**The task**.
Extract all of the data and reproduce it precisely.

## Begin Supplied records

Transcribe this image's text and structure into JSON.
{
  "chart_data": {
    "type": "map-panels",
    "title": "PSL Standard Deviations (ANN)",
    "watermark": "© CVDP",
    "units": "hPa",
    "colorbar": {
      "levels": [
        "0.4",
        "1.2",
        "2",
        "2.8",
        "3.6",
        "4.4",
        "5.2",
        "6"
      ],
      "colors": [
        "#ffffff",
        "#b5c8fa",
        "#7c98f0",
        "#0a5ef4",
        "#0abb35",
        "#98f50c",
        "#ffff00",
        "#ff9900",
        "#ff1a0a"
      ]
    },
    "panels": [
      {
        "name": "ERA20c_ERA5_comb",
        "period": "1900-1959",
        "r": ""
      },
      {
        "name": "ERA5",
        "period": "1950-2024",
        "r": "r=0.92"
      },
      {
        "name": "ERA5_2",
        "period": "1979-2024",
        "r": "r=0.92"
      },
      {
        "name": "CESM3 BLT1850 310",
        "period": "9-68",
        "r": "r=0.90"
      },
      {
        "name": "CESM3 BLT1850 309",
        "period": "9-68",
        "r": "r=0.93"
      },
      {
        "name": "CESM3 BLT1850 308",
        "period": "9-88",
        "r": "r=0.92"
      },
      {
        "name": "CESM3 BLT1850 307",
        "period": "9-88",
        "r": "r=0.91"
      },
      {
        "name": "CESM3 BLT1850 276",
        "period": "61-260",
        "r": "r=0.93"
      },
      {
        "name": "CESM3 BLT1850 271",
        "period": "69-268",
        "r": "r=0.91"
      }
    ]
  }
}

## End Supplied records

**Task output**.
Transcribe this image's text and structure into JSON.
{
  "chart_data": {
    "type": "map-panels",
    "title": "PSL Standard Deviations (ANN)",
    "watermark": "© CVDP",
    "units": "hPa",
    "colorbar": {
      "levels": [
        "0.4",
        "1.2",
        "2",
        "2.8",
        "3.6",
        "4.4",
        "5.2",
        "6"
      ],
      "colors": [
        "#ffffff",
        "#b5c8fa",
        "#7c98f0",
        "#0a5ef4",
        "#0abb35",
        "#98f50c",
        "#ffff00",
        "#ff9900",
        "#ff1a0a"
      ]
    },
    "panels": [
      {
        "name": "ERA20c_ERA5_comb",
        "period": "1900-1959",
        "r": ""
      },
      {
        "name": "ERA5",
        "period": "1950-2024",
        "r": "r=0.92"
      },
      {
        "name": "ERA5_2",
        "period": "1979-2024",
        "r": "r=0.92"
      },
      {
        "name": "CESM3 BLT1850 310",
        "period": "9-68",
        "r": "r=0.90"
      },
      {
        "name": "CESM3 BLT1850 309",
        "period": "9-68",
        "r": "r=0.93"
      },
      {
        "name": "CESM3 BLT1850 308",
        "period": "9-88",
        "r": "r=0.92"
      },
      {
        "name": "CESM3 BLT1850 307",
        "period": "9-88",
        "r": "r=0.91"
      },
      {
        "name": "CESM3 BLT1850 276",
        "period": "61-260",
        "r": "r=0.93"
      },
      {
        "name": "CESM3 BLT1850 271",
        "period": "69-268",
        "r": "r=0.91"
      }
    ]
  }
}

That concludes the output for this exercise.